◆ **PROBLEM REQUIREMENTS**
Return the listing below in full, with every line exactly as it is.

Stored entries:
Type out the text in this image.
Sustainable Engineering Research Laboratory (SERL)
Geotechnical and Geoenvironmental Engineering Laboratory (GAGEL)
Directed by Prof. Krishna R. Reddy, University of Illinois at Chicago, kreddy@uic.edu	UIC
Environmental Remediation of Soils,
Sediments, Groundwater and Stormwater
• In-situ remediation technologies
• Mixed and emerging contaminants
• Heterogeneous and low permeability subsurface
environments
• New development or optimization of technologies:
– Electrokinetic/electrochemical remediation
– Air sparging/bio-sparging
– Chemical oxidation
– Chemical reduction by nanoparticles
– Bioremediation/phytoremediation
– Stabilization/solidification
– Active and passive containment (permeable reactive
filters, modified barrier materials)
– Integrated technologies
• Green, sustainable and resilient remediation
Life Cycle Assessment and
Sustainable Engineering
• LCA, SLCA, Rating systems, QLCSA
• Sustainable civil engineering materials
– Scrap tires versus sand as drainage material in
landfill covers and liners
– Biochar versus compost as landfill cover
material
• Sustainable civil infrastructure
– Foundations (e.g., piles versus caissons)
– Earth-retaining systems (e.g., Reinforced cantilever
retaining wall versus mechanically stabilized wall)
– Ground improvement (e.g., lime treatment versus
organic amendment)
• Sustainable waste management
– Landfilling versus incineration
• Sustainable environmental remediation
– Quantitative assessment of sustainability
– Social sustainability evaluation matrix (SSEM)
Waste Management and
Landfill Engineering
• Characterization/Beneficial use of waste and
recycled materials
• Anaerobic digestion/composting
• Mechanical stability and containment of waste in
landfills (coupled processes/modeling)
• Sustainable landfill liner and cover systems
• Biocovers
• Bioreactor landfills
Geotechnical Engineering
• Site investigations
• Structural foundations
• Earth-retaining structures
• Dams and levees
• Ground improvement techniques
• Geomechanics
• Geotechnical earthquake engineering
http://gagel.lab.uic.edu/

◆ **SOLUTION TO THIS TASK**
Type out the text in this image.
Sustainable Engineering Research Laboratory (SERL)
Geotechnical and Geoenvironmental Engineering Laboratory (GAGEL)
Directed by Prof. Krishna R. Reddy, University of Illinois at Chicago, kreddy@uic.edu	UIC
Environmental Remediation of Soils,
Sediments, Groundwater and Stormwater
• In-situ remediation technologies
• Mixed and emerging contaminants
• Heterogeneous and low permeability subsurface
environments
• New development or optimization of technologies:
– Electrokinetic/electrochemical remediation
– Air sparging/bio-sparging
– Chemical oxidation
– Chemical reduction by nanoparticles
– Bioremediation/phytoremediation
– Stabilization/solidification
– Active and passive containment (permeable reactive
filters, modified barrier materials)
– Integrated technologies
• Green, sustainable and resilient remediation
Life Cycle Assessment and
Sustainable Engineering
• LCA, SLCA, Rating systems, QLCSA
• Sustainable civil engineering materials
– Scrap tires versus sand as drainage material in
landfill covers and liners
– Biochar versus compost as landfill cover
material
• Sustainable civil infrastructure
– Foundations (e.g., piles versus caissons)
– Earth-retaining systems (e.g., Reinforced cantilever
retaining wall versus mechanically stabilized wall)
– Ground improvement (e.g., lime treatment versus
organic amendment)
• Sustainable waste management
– Landfilling versus incineration
• Sustainable environmental remediation
– Quantitative assessment of sustainability
– Social sustainability evaluation matrix (SSEM)
Waste Management and
Landfill Engineering
• Characterization/Beneficial use of waste and
recycled materials
• Anaerobic digestion/composting
• Mechanical stability and containment of waste in
landfills (coupled processes/modeling)
• Sustainable landfill liner and cover systems
• Biocovers
• Bioreactor landfills
Geotechnical Engineering
• Site investigations
• Structural foundations
• Earth-retaining structures
• Dams and levees
• Ground improvement techniques
• Geomechanics
• Geotechnical earthquake engineering
http://gagel.lab.uic.edu/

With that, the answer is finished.